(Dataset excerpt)
## Start

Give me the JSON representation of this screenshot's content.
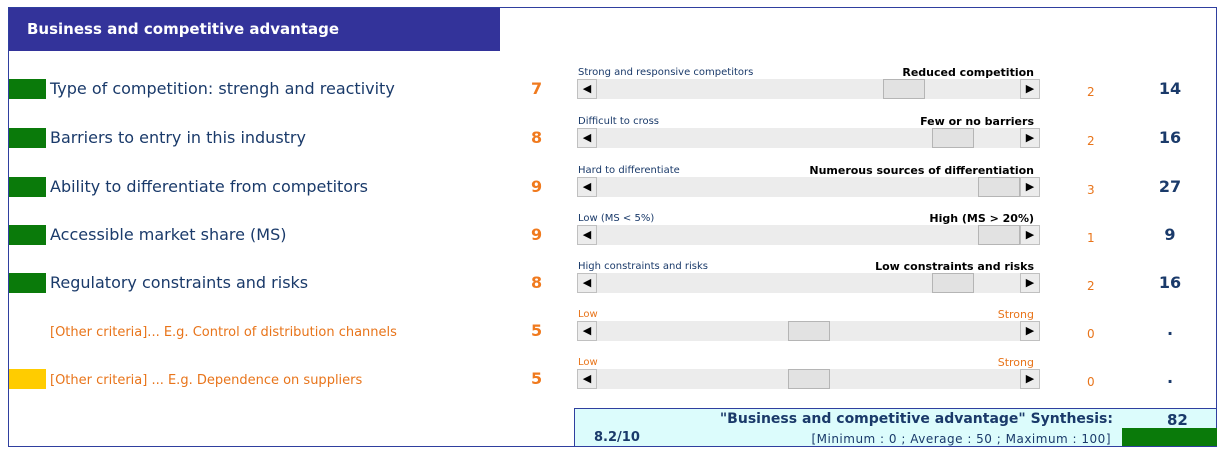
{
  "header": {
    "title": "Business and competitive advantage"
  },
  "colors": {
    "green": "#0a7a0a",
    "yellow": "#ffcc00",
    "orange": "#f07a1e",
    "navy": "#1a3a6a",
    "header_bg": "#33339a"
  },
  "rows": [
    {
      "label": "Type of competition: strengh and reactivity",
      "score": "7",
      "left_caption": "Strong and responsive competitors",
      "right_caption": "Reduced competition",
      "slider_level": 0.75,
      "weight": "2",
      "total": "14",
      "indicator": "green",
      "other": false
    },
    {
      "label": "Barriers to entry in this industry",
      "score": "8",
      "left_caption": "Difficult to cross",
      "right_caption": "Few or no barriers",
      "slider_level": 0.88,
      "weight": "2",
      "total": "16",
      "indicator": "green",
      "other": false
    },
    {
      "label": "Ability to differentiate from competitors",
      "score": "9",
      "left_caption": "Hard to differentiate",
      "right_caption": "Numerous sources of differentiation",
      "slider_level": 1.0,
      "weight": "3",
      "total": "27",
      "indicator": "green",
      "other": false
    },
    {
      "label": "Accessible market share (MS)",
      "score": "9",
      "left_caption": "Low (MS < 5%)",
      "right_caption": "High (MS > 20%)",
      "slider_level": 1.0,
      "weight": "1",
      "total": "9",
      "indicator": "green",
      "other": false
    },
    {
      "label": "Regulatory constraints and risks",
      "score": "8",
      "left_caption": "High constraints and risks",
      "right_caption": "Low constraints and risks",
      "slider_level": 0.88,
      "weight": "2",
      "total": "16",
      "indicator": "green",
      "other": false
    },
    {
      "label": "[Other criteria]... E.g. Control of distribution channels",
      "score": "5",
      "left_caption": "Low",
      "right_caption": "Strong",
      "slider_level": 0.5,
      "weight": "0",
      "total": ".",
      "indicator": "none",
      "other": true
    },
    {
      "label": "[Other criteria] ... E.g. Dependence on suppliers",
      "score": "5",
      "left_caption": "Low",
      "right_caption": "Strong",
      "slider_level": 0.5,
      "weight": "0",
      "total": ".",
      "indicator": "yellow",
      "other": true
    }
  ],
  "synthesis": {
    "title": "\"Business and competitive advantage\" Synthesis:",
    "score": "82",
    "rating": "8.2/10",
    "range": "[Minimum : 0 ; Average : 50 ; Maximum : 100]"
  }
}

## End
## Start

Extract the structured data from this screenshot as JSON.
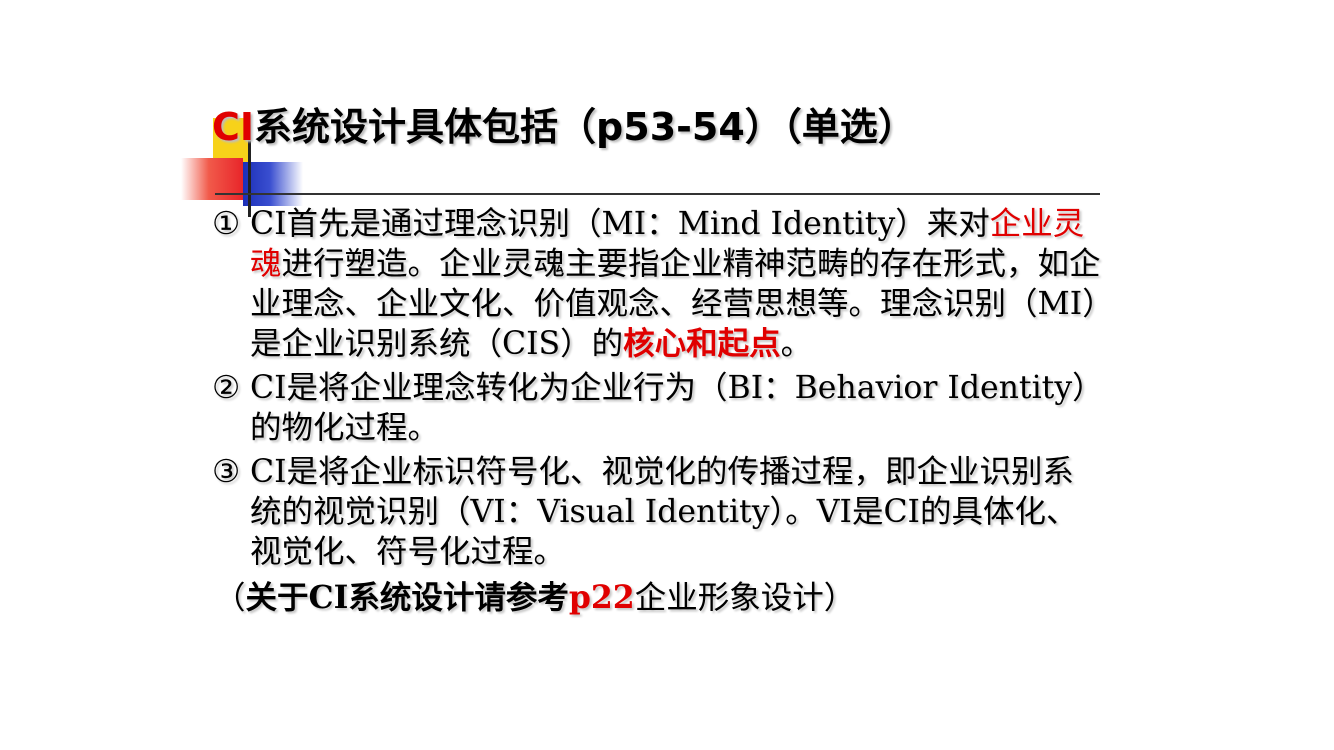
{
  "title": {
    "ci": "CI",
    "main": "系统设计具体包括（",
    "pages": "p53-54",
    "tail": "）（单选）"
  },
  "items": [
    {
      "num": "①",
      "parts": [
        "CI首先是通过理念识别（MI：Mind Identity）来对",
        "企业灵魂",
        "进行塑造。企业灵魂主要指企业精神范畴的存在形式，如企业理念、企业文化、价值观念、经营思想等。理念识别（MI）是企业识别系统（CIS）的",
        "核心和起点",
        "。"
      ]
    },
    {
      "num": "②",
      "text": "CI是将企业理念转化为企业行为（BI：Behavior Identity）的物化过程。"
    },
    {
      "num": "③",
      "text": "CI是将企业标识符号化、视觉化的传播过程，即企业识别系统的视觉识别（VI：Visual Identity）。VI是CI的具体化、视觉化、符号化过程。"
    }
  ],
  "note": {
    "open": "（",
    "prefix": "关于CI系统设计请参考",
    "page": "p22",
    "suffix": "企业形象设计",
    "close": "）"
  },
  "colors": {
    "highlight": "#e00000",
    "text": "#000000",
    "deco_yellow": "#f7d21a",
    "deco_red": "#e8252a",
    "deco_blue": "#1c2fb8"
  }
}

## End

--- Short exercise ---
Filter the data, keeping only the lines that contain "competitive".

--- Solution below ---
    "title": "Business and competitive advantage"
    "title": "\"Business and competitive advantage\" Synthesis:",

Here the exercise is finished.